LISTING:
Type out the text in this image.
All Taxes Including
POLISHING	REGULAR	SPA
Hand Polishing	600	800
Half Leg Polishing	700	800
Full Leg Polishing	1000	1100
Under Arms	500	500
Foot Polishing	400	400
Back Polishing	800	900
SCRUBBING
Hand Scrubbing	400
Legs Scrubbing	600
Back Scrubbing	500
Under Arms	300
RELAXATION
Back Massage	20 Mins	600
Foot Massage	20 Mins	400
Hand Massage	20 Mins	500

EXERCISE INSTRUCTIONS: Using the data above, return each line exactly as written.

REPLY:
Type out the text in this image.
All Taxes Including
POLISHING	REGULAR	SPA
Hand Polishing	600	800
Half Leg Polishing	700	800
Full Leg Polishing	1000	1100
Under Arms	500	500
Foot Polishing	400	400
Back Polishing	800	900
SCRUBBING
Hand Scrubbing	400
Legs Scrubbing	600
Back Scrubbing	500
Under Arms	300
RELAXATION
Back Massage	20 Mins	600
Foot Massage	20 Mins	400
Hand Massage	20 Mins	500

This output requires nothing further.